• [SCHRIFTLICHE ANWEISUNG 1]: Zähle die Zeilen der Auflistung, in denen die Zeichenfolge „date“ vorkommt, und gib nur diese Zahl an.

• [EXTRAHIERTER TEXT]:
/---

Tractatus de urbe Brandenburg

Christina Meckelnborg

Der „Tractatus de urbe Brandenburg“, der „Traktat über die Burg(stadt) Brandenburg“, ist das älteste erhaltene Zeugnis brandenburgischer Geschichtsschreibung. Er entstand in den 1170er Jahren unter Markgraf Otto I. von Brandenburg (1123/25–1184). Es ist ein kleines Werk im Umfang von rund 530 Wörtern, in dem erzählt wird, wie die Brandenburg von dem Slawenfürsten Pribislaw/Heinrich (gest. 1150) in den Besitz Markgraf Albrechts von Brandenburg (um 1100–1170) überging.

Bisher war der Traktat nur durch eine sehr unzuverlässige Magdeburger Handschrift aus der Mitte des 16. Jahrhunderts bekannt (Landesarchiv Sachsen-Anhalt, Cop. Kopiare und andere Amtsbücher, Nr. 390, Blatt 57v–60v) (Abb. 1). Er ist dort eingefügt in eine Sammlung von Texten zu dem Prämonstratenserstift Leitzkau. Schon seit Langem stand fest, dass der „Tractatus“ der Magdeburger Handschrift mit Zusätzen versehen, das heißt interpoliert ist. Das Ausmaß der Interpolationen ließ sich jedoch nicht feststellen. Dies wurde erst durch den Fund eines neuen Textzeugen in einer Weimarer Handschrift möglich, der sich aufgrund von Wasserzeichen und Schrift in das dritte Viertel des 15. Jahrhunderts datieren lässt (Landesarchiv Thüringen – Hauptstaatsarchiv Weimar, Ernestinisches Gesamtarchiv, Reg. O 157, Blatt 278v–279r und 280r–281r) (Abb. 2). Darin ist der „Tractatus“ in einer reineren und bedeutend besseren Version überliefert, die aber ebenfalls nicht frei von Interpolationen ist. Mithilfe der Weimarer Fassung konnten nicht nur die Zusätze der Magdeburger Handschrift genau bestimmt werden, sondern es konnte auch die verlorene Originalfassung des „Tractatus“ rekonstruiert werden, so dass man damit jetzt drei Fassungen unterscheiden kann, die zu verschiedenen Zeiten entstanden sind und unterschiedlichen politischen und rechtlichen Interessen dienten.

\---

• [EINTRÄGE]:
/---

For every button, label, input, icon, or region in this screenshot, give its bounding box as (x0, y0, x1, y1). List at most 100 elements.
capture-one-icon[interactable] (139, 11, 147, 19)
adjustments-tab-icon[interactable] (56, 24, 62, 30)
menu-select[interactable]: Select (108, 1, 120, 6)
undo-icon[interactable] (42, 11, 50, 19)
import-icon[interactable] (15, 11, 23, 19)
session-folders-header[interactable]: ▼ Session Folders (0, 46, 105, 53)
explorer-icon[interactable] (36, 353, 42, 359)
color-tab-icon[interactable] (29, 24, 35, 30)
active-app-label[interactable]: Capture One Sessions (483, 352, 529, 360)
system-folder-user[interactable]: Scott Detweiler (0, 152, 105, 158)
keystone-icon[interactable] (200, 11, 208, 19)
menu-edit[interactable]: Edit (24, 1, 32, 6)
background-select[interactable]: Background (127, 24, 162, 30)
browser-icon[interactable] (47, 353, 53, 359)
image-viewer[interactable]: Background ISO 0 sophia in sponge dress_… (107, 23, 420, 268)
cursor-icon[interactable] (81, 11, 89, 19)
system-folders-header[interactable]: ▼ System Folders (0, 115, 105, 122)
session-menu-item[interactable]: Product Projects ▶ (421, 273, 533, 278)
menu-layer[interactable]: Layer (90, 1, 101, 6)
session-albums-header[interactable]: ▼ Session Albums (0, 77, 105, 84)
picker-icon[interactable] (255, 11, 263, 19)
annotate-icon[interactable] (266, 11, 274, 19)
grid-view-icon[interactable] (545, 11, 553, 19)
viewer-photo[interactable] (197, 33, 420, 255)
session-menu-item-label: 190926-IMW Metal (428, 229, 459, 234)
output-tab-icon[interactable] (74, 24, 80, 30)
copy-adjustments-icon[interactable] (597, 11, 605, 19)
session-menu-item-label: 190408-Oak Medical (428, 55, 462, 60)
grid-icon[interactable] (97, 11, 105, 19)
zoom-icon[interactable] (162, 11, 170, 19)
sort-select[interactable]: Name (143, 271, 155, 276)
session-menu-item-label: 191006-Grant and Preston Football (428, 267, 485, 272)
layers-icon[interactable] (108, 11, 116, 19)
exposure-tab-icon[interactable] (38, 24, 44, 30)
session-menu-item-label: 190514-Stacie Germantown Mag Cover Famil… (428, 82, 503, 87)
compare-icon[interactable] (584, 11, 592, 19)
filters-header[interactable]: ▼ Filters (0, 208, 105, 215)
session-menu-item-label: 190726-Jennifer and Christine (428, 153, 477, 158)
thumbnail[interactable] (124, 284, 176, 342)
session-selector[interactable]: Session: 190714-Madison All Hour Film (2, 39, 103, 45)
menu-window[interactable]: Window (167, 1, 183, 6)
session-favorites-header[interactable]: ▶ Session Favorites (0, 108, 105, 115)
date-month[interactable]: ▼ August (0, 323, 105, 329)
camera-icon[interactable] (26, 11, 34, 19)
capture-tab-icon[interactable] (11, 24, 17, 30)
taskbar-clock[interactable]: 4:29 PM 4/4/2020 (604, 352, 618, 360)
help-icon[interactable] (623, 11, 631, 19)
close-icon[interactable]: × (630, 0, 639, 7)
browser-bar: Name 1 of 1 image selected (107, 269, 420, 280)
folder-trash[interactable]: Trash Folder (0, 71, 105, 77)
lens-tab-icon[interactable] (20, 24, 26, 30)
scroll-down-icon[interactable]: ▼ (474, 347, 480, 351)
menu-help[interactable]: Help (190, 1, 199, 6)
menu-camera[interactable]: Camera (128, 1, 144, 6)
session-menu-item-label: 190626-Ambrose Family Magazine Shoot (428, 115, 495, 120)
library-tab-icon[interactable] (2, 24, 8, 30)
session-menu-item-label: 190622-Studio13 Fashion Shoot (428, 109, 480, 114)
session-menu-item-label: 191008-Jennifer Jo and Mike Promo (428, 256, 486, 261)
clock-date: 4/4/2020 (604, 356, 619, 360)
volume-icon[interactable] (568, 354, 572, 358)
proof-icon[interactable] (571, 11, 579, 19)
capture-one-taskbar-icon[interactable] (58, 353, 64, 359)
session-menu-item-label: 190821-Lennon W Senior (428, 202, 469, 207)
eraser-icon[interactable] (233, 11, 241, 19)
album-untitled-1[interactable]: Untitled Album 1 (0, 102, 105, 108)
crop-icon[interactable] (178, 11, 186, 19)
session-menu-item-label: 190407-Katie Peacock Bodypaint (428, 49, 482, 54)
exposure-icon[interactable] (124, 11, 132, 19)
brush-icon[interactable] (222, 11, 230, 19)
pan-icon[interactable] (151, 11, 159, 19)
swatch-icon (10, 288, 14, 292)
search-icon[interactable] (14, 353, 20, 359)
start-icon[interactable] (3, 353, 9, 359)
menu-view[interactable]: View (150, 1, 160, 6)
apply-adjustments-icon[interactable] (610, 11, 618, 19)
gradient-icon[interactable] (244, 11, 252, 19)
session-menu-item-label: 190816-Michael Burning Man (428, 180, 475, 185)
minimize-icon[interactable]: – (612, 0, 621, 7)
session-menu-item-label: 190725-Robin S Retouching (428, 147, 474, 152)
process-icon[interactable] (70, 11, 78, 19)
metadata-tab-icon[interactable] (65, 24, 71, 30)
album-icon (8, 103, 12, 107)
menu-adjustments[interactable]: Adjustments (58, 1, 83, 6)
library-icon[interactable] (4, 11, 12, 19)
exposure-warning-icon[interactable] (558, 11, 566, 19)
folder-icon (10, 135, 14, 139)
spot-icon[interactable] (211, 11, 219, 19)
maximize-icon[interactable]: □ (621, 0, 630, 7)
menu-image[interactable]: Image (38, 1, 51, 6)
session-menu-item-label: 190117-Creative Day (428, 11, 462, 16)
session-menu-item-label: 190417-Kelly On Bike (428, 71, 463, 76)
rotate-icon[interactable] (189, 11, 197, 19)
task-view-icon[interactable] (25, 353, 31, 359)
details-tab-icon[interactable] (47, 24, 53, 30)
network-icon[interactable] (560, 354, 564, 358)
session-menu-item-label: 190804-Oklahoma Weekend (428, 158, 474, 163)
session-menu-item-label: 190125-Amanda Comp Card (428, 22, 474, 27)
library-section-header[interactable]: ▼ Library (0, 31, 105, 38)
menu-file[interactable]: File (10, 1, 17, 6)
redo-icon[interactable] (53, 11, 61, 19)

\---

• [SCHRIFTLICHE ANWEISUNG 2]: Prüfe anhand des Textes über den „Tractatus de urbe Brandenburg“, ob die folgenden Aussagen zutreffen, und belege jedes Ja oder Nein mit einem wörtlichen Zitat daraus. (a) Der Traktat umfasst rund 530 Wörter. (b) Die Fassung der Weimarer Handschrift enthält keine Interpolationen. (c) Die Magdeburger Handschrift stammt aus dem 15. Jahrhundert.

• [VOLLSTÄNDIGE ANTWORT 1]: 2

• [VOLLSTÄNDIGE ANTWORT 2]:
(a) Ja: „ein kleines Werk im Umfang von rund 530 Wörtern“
(b) Nein: „die aber ebenfalls nicht frei von Interpolationen ist“
(c) Nein: „eine sehr unzuverlässige Magdeburger Handschrift aus der Mitte des 16. Jahrhunderts“